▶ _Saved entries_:

= = = =

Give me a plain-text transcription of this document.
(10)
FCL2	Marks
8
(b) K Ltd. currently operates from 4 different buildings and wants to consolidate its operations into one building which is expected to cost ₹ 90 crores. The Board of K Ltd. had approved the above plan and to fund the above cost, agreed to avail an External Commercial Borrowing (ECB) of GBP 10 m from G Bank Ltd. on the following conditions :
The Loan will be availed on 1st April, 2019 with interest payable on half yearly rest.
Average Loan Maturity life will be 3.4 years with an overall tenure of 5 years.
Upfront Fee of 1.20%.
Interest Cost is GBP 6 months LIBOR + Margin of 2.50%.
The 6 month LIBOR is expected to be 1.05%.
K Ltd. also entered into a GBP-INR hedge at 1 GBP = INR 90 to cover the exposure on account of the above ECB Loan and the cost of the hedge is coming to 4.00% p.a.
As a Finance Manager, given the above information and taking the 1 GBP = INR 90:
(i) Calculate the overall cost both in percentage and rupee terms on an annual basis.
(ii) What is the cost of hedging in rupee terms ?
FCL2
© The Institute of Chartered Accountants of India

= = = =

▶ _EXERCISE DIRECTIONS_: From the records above, extract every line exactly as it stands.

▶ _TASK ANSWER_:
Give me a plain-text transcription of this document.
(10)
FCL2	Marks
8
(b) K Ltd. currently operates from 4 different buildings and wants to consolidate its operations into one building which is expected to cost ₹ 90 crores. The Board of K Ltd. had approved the above plan and to fund the above cost, agreed to avail an External Commercial Borrowing (ECB) of GBP 10 m from G Bank Ltd. on the following conditions :
The Loan will be availed on 1st April, 2019 with interest payable on half yearly rest.
Average Loan Maturity life will be 3.4 years with an overall tenure of 5 years.
Upfront Fee of 1.20%.
Interest Cost is GBP 6 months LIBOR + Margin of 2.50%.
The 6 month LIBOR is expected to be 1.05%.
K Ltd. also entered into a GBP-INR hedge at 1 GBP = INR 90 to cover the exposure on account of the above ECB Loan and the cost of the hedge is coming to 4.00% p.a.
As a Finance Manager, given the above information and taking the 1 GBP = INR 90:
(i) Calculate the overall cost both in percentage and rupee terms on an annual basis.
(ii) What is the cost of hedging in rupee terms ?
FCL2
© The Institute of Chartered Accountants of India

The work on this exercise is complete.